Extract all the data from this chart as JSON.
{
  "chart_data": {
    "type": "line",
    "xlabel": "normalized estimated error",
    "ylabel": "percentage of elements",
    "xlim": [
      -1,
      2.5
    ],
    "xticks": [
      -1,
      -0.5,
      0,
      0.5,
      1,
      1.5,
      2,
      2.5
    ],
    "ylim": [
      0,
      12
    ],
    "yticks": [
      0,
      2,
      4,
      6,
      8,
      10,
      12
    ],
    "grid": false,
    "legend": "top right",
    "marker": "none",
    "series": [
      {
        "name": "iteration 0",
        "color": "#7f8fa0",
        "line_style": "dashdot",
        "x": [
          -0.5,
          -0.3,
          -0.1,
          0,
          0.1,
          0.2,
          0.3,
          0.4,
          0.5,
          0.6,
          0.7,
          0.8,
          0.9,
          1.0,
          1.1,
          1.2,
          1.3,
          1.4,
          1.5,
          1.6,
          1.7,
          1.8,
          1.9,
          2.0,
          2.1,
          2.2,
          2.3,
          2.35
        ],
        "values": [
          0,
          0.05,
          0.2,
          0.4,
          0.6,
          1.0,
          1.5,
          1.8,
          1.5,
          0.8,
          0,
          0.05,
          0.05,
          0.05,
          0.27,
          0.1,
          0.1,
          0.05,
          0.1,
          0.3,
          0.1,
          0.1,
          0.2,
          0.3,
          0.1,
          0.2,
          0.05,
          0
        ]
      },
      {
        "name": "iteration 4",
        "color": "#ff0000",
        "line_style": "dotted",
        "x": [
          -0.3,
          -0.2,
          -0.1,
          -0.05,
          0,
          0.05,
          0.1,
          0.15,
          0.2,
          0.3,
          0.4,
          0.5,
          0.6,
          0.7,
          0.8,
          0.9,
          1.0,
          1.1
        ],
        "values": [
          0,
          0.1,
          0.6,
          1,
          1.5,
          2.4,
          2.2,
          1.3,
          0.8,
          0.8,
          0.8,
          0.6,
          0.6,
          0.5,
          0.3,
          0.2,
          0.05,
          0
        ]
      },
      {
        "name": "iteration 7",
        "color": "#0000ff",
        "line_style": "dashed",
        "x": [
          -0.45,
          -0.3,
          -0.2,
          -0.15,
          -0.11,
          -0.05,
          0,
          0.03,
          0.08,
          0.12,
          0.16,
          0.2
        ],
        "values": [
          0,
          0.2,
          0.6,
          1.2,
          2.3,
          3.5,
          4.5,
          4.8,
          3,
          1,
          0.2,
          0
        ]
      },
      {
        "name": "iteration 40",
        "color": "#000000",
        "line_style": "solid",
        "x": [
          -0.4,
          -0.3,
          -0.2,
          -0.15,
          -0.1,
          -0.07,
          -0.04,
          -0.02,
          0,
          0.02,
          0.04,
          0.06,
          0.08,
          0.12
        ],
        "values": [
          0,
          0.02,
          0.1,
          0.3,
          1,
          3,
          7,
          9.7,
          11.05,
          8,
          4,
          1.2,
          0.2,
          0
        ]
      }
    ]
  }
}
====
== REQUIREMENTS ==
Count each line of the entries that holds the word "color", then state the total and nothing more.

== COMPLETE ANSWER ==
4